Two retrospective studies evaluated the impact of donor type on the outcome of patients with acute leukemia who underwent allo-HSCT using PTCy for GvHD prophylaxis. Results from these studies showed that the use of PTCy in patients who received allo-HSCT from haplo donors led to a reduction in the risk of severe cGvHD, and that patients receiving 9/10 compared with 10/10 HLA allele-matched unrelated donors HSCT had a higher risk of cGvHD.
In another study, the use of PTCy in patients who received haplo HSCT led also to superior outcomes when compared with patients who received matched unrelated donor (MUD) HSCT with calcineurin inhibitors.
Given that another main strategy for GvHD prophylaxis is the use of anti-thymocyte globulin (ATG), a retrospective study compared these two prophylaxis regimens in adult patients with acute myeloid leukemia (AML) receiving allo-HSCT from HLA-identical siblings. Results supported the use of PTCy as an alternative option to ATG in the HLA-identical setting. A lower cumulative incidence of cGvHD was observed with the use of ATG but only when it was used in association with one additional immunosuppressive drug.

» WHAT YOU WILL DO: Could you quote the passage on GvHD prophylaxis word for word, beginning at "In another study, the" and stopping after "additional immunosuppressive drug."?

» EXTRACTED ENTRIES:
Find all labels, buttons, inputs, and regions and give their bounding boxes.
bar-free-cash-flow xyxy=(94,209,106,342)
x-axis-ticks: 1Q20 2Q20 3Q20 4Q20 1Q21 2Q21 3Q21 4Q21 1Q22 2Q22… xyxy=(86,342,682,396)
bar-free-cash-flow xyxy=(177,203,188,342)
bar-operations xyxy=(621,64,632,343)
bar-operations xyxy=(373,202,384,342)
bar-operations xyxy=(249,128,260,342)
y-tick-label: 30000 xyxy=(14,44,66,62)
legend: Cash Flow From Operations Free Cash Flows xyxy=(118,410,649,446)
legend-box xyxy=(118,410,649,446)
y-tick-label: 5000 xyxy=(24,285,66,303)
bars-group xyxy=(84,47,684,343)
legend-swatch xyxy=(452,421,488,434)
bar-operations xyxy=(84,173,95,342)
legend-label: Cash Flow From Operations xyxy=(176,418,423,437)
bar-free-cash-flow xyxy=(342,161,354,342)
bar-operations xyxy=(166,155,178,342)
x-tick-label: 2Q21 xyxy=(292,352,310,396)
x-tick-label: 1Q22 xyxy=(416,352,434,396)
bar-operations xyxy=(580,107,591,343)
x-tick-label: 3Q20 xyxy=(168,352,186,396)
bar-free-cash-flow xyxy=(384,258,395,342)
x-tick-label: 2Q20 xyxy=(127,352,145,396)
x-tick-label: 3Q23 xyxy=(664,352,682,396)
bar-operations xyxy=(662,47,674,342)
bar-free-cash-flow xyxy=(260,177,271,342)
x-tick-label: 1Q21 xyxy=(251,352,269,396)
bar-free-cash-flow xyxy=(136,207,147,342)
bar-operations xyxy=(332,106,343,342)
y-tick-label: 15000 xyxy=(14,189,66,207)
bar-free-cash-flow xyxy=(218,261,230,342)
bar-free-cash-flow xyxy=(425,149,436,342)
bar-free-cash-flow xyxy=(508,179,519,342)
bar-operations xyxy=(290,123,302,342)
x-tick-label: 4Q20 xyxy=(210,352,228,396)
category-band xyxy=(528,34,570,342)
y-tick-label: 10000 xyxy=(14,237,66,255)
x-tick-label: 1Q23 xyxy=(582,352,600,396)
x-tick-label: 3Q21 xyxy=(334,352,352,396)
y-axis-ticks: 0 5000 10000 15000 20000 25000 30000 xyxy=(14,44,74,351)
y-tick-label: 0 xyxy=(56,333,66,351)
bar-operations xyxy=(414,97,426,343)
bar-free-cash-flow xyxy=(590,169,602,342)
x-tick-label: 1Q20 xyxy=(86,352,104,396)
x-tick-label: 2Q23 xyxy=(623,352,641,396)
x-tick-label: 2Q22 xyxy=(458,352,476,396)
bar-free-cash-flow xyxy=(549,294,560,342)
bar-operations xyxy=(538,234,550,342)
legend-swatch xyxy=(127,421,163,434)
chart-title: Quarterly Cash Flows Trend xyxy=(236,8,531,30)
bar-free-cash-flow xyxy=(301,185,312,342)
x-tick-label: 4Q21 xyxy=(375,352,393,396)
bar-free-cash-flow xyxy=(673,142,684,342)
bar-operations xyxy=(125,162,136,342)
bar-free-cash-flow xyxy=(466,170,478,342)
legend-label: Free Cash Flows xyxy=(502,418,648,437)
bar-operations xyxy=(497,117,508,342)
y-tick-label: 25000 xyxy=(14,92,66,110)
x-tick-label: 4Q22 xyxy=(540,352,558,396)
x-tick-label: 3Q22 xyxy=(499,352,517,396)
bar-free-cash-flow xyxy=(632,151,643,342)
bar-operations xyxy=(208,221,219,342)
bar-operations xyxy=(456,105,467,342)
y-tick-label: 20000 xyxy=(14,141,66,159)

» RESULT:
In another study, the use of PTCy in patients who received haplo HSCT led also to superior outcomes when compared with patients who received matched unrelated donor (MUD) HSCT with calcineurin inhibitors.
Given that another main strategy for GvHD prophylaxis is the use of anti-thymocyte globulin (ATG), a retrospective study compared these two prophylaxis regimens in adult patients with acute myeloid leukemia (AML) receiving allo-HSCT from HLA-identical siblings. Results supported the use of PTCy as an alternative option to ATG in the HLA-identical setting. A lower cumulative incidence of cGvHD was observed with the use of ATG but only when it was used in association with one additional immunosuppressive drug.